Keep the pictures out of the copy and repeat the records exactly.

##### LISTED RECORDS #####

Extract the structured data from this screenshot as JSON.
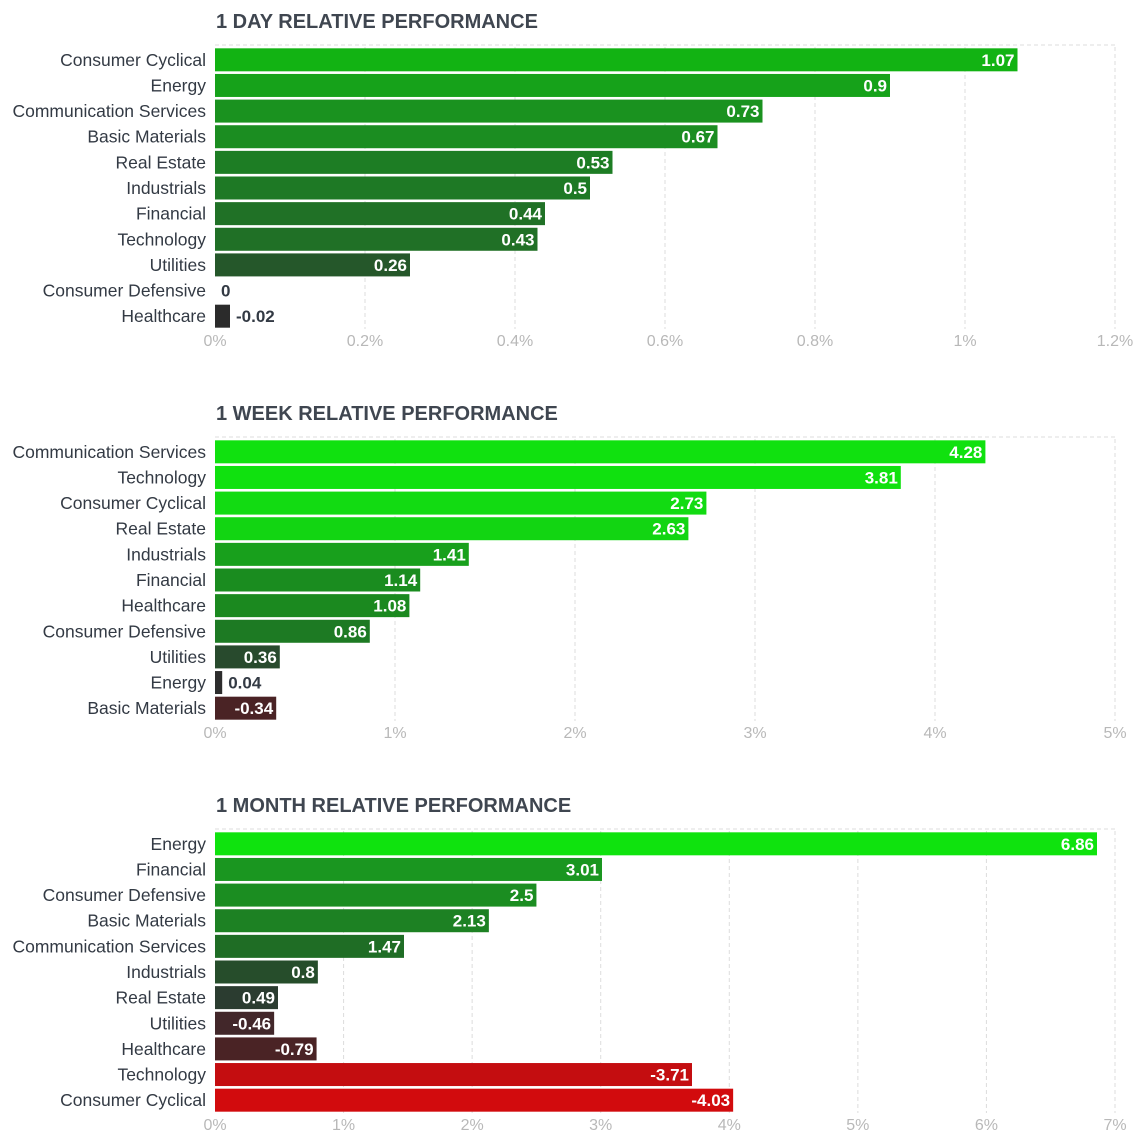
{
  "chart_data": [
    {
      "type": "bar",
      "orientation": "horizontal",
      "title": "1 DAY RELATIVE PERFORMANCE",
      "categories": [
        "Consumer Cyclical",
        "Energy",
        "Communication Services",
        "Basic Materials",
        "Real Estate",
        "Industrials",
        "Financial",
        "Technology",
        "Utilities",
        "Consumer Defensive",
        "Healthcare"
      ],
      "values": [
        1.07,
        0.9,
        0.73,
        0.67,
        0.53,
        0.5,
        0.44,
        0.43,
        0.26,
        0,
        -0.02
      ],
      "value_labels": [
        "1.07",
        "0.9",
        "0.73",
        "0.67",
        "0.53",
        "0.5",
        "0.44",
        "0.43",
        "0.26",
        "0",
        "-0.02"
      ],
      "xlim": [
        0,
        1.2
      ],
      "ticks": [
        0,
        0.2,
        0.4,
        0.6,
        0.8,
        1,
        1.2
      ],
      "tick_labels": [
        "0%",
        "0.2%",
        "0.4%",
        "0.6%",
        "0.8%",
        "1%",
        "1.2%"
      ],
      "bar_colors": [
        "#12b313",
        "#16a21a",
        "#1a921f",
        "#1b8d21",
        "#1d7d24",
        "#1e7925",
        "#207126",
        "#207026",
        "#25572a",
        "#2e3b32",
        "#2b2b2b"
      ],
      "grid": true,
      "legend": "none"
    },
    {
      "type": "bar",
      "orientation": "horizontal",
      "title": "1 WEEK RELATIVE PERFORMANCE",
      "categories": [
        "Communication Services",
        "Technology",
        "Consumer Cyclical",
        "Real Estate",
        "Industrials",
        "Financial",
        "Healthcare",
        "Consumer Defensive",
        "Utilities",
        "Energy",
        "Basic Materials"
      ],
      "values": [
        4.28,
        3.81,
        2.73,
        2.63,
        1.41,
        1.14,
        1.08,
        0.86,
        0.36,
        0.04,
        -0.34
      ],
      "value_labels": [
        "4.28",
        "3.81",
        "2.73",
        "2.63",
        "1.41",
        "1.14",
        "1.08",
        "0.86",
        "0.36",
        "0.04",
        "-0.34"
      ],
      "xlim": [
        0,
        5
      ],
      "ticks": [
        0,
        1,
        2,
        3,
        4,
        5
      ],
      "tick_labels": [
        "0%",
        "1%",
        "2%",
        "3%",
        "4%",
        "5%"
      ],
      "bar_colors": [
        "#10e10f",
        "#10e10f",
        "#12db12",
        "#12d512",
        "#18a01c",
        "#1a8c1f",
        "#1b891f",
        "#1d7a23",
        "#284a2d",
        "#2d2d2d",
        "#4a2325"
      ],
      "grid": true,
      "legend": "none"
    },
    {
      "type": "bar",
      "orientation": "horizontal",
      "title": "1 MONTH RELATIVE PERFORMANCE",
      "categories": [
        "Energy",
        "Financial",
        "Consumer Defensive",
        "Basic Materials",
        "Communication Services",
        "Industrials",
        "Real Estate",
        "Utilities",
        "Healthcare",
        "Technology",
        "Consumer Cyclical"
      ],
      "values": [
        6.86,
        3.01,
        2.5,
        2.13,
        1.47,
        0.8,
        0.49,
        -0.46,
        -0.79,
        -3.71,
        -4.03
      ],
      "value_labels": [
        "6.86",
        "3.01",
        "2.5",
        "2.13",
        "1.47",
        "0.8",
        "0.49",
        "-0.46",
        "-0.79",
        "-3.71",
        "-4.03"
      ],
      "xlim": [
        0,
        7
      ],
      "ticks": [
        0,
        1,
        2,
        3,
        4,
        5,
        6,
        7
      ],
      "tick_labels": [
        "0%",
        "1%",
        "2%",
        "3%",
        "4%",
        "5%",
        "6%",
        "7%"
      ],
      "bar_colors": [
        "#0fe30e",
        "#1a9620",
        "#1b8d21",
        "#1d8123",
        "#1f6d25",
        "#264d2b",
        "#2b3c30",
        "#42272a",
        "#4a2325",
        "#c40d10",
        "#d20b0d"
      ],
      "grid": true,
      "legend": "none"
    }
  ]
}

#####

FULL OUTPUT:
Extract the structured data from this screenshot as JSON.
{
  "chart_data": [
    {
      "type": "bar",
      "orientation": "horizontal",
      "title": "1 DAY RELATIVE PERFORMANCE",
      "categories": [
        "Consumer Cyclical",
        "Energy",
        "Communication Services",
        "Basic Materials",
        "Real Estate",
        "Industrials",
        "Financial",
        "Technology",
        "Utilities",
        "Consumer Defensive",
        "Healthcare"
      ],
      "values": [
        1.07,
        0.9,
        0.73,
        0.67,
        0.53,
        0.5,
        0.44,
        0.43,
        0.26,
        0,
        -0.02
      ],
      "value_labels": [
        "1.07",
        "0.9",
        "0.73",
        "0.67",
        "0.53",
        "0.5",
        "0.44",
        "0.43",
        "0.26",
        "0",
        "-0.02"
      ],
      "xlim": [
        0,
        1.2
      ],
      "ticks": [
        0,
        0.2,
        0.4,
        0.6,
        0.8,
        1,
        1.2
      ],
      "tick_labels": [
        "0%",
        "0.2%",
        "0.4%",
        "0.6%",
        "0.8%",
        "1%",
        "1.2%"
      ],
      "bar_colors": [
        "#12b313",
        "#16a21a",
        "#1a921f",
        "#1b8d21",
        "#1d7d24",
        "#1e7925",
        "#207126",
        "#207026",
        "#25572a",
        "#2e3b32",
        "#2b2b2b"
      ],
      "grid": true,
      "legend": "none"
    },
    {
      "type": "bar",
      "orientation": "horizontal",
      "title": "1 WEEK RELATIVE PERFORMANCE",
      "categories": [
        "Communication Services",
        "Technology",
        "Consumer Cyclical",
        "Real Estate",
        "Industrials",
        "Financial",
        "Healthcare",
        "Consumer Defensive",
        "Utilities",
        "Energy",
        "Basic Materials"
      ],
      "values": [
        4.28,
        3.81,
        2.73,
        2.63,
        1.41,
        1.14,
        1.08,
        0.86,
        0.36,
        0.04,
        -0.34
      ],
      "value_labels": [
        "4.28",
        "3.81",
        "2.73",
        "2.63",
        "1.41",
        "1.14",
        "1.08",
        "0.86",
        "0.36",
        "0.04",
        "-0.34"
      ],
      "xlim": [
        0,
        5
      ],
      "ticks": [
        0,
        1,
        2,
        3,
        4,
        5
      ],
      "tick_labels": [
        "0%",
        "1%",
        "2%",
        "3%",
        "4%",
        "5%"
      ],
      "bar_colors": [
        "#10e10f",
        "#10e10f",
        "#12db12",
        "#12d512",
        "#18a01c",
        "#1a8c1f",
        "#1b891f",
        "#1d7a23",
        "#284a2d",
        "#2d2d2d",
        "#4a2325"
      ],
      "grid": true,
      "legend": "none"
    },
    {
      "type": "bar",
      "orientation": "horizontal",
      "title": "1 MONTH RELATIVE PERFORMANCE",
      "categories": [
        "Energy",
        "Financial",
        "Consumer Defensive",
        "Basic Materials",
        "Communication Services",
        "Industrials",
        "Real Estate",
        "Utilities",
        "Healthcare",
        "Technology",
        "Consumer Cyclical"
      ],
      "values": [
        6.86,
        3.01,
        2.5,
        2.13,
        1.47,
        0.8,
        0.49,
        -0.46,
        -0.79,
        -3.71,
        -4.03
      ],
      "value_labels": [
        "6.86",
        "3.01",
        "2.5",
        "2.13",
        "1.47",
        "0.8",
        "0.49",
        "-0.46",
        "-0.79",
        "-3.71",
        "-4.03"
      ],
      "xlim": [
        0,
        7
      ],
      "ticks": [
        0,
        1,
        2,
        3,
        4,
        5,
        6,
        7
      ],
      "tick_labels": [
        "0%",
        "1%",
        "2%",
        "3%",
        "4%",
        "5%",
        "6%",
        "7%"
      ],
      "bar_colors": [
        "#0fe30e",
        "#1a9620",
        "#1b8d21",
        "#1d8123",
        "#1f6d25",
        "#264d2b",
        "#2b3c30",
        "#42272a",
        "#4a2325",
        "#c40d10",
        "#d20b0d"
      ],
      "grid": true,
      "legend": "none"
    }
  ]
}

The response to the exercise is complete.